--- START OF Task input ---

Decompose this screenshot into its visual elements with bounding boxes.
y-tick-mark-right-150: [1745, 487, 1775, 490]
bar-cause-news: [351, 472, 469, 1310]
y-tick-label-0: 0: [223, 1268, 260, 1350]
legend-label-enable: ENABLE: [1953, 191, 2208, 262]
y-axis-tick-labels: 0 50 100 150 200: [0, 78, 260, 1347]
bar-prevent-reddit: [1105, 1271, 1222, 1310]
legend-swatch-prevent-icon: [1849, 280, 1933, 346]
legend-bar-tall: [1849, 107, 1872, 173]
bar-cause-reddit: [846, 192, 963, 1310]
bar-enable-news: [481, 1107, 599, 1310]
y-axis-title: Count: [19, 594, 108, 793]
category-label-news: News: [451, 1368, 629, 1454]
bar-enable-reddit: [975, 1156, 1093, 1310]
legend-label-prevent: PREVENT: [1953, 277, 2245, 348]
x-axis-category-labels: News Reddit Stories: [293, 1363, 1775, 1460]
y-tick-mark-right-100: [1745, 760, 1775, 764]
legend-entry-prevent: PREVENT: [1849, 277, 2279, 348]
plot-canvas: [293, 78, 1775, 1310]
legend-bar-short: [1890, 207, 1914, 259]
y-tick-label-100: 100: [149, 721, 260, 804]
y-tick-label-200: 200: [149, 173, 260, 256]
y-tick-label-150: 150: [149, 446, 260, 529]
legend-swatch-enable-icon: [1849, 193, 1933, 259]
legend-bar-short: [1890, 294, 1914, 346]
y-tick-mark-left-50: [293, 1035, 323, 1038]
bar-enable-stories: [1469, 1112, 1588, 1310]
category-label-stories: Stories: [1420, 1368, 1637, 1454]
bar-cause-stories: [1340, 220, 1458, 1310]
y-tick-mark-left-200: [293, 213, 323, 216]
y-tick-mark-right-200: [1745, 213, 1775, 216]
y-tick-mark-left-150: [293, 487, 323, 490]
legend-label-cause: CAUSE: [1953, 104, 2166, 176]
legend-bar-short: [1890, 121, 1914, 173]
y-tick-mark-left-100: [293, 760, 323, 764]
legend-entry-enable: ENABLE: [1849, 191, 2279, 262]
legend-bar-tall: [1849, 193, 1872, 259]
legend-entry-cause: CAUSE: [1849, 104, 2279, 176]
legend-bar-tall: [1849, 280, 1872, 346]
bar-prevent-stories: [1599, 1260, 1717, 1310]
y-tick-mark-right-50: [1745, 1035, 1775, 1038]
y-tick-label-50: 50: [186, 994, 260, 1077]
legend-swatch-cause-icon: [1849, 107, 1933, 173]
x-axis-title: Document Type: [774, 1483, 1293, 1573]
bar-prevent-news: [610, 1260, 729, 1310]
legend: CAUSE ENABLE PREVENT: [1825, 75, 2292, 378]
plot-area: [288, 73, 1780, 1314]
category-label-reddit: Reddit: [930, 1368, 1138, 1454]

--- END OF Task input ---

▶ [Your task]: Retype every line of the records above without changing anything.

▶ [Task output]:
Decompose this screenshot into its visual elements with bounding boxes.
y-tick-mark-right-150: [1745, 487, 1775, 490]
bar-cause-news: [351, 472, 469, 1310]
y-tick-label-0: 0: [223, 1268, 260, 1350]
legend-label-enable: ENABLE: [1953, 191, 2208, 262]
y-axis-tick-labels: 0 50 100 150 200: [0, 78, 260, 1347]
bar-prevent-reddit: [1105, 1271, 1222, 1310]
legend-swatch-prevent-icon: [1849, 280, 1933, 346]
legend-bar-tall: [1849, 107, 1872, 173]
bar-cause-reddit: [846, 192, 963, 1310]
bar-enable-news: [481, 1107, 599, 1310]
y-axis-title: Count: [19, 594, 108, 793]
category-label-news: News: [451, 1368, 629, 1454]
bar-enable-reddit: [975, 1156, 1093, 1310]
legend-label-prevent: PREVENT: [1953, 277, 2245, 348]
x-axis-category-labels: News Reddit Stories: [293, 1363, 1775, 1460]
y-tick-mark-right-100: [1745, 760, 1775, 764]
legend-entry-prevent: PREVENT: [1849, 277, 2279, 348]
plot-canvas: [293, 78, 1775, 1310]
legend-bar-short: [1890, 207, 1914, 259]
y-tick-label-100: 100: [149, 721, 260, 804]
y-tick-label-200: 200: [149, 173, 260, 256]
y-tick-label-150: 150: [149, 446, 260, 529]
legend-swatch-enable-icon: [1849, 193, 1933, 259]
legend-bar-short: [1890, 294, 1914, 346]
y-tick-mark-left-50: [293, 1035, 323, 1038]
bar-enable-stories: [1469, 1112, 1588, 1310]
category-label-stories: Stories: [1420, 1368, 1637, 1454]
bar-cause-stories: [1340, 220, 1458, 1310]
y-tick-mark-left-200: [293, 213, 323, 216]
y-tick-mark-right-200: [1745, 213, 1775, 216]
y-tick-mark-left-150: [293, 487, 323, 490]
legend-label-cause: CAUSE: [1953, 104, 2166, 176]
legend-bar-short: [1890, 121, 1914, 173]
y-tick-mark-left-100: [293, 760, 323, 764]
legend-entry-enable: ENABLE: [1849, 191, 2279, 262]
legend-bar-tall: [1849, 193, 1872, 259]
legend-entry-cause: CAUSE: [1849, 104, 2279, 176]
legend-bar-tall: [1849, 280, 1872, 346]
bar-prevent-stories: [1599, 1260, 1717, 1310]
y-tick-mark-right-50: [1745, 1035, 1775, 1038]
y-tick-label-50: 50: [186, 994, 260, 1077]
legend-swatch-cause-icon: [1849, 107, 1933, 173]
x-axis-title: Document Type: [774, 1483, 1293, 1573]
bar-prevent-news: [610, 1260, 729, 1310]
legend: CAUSE ENABLE PREVENT: [1825, 75, 2292, 378]
plot-area: [288, 73, 1780, 1314]
category-label-reddit: Reddit: [930, 1368, 1138, 1454]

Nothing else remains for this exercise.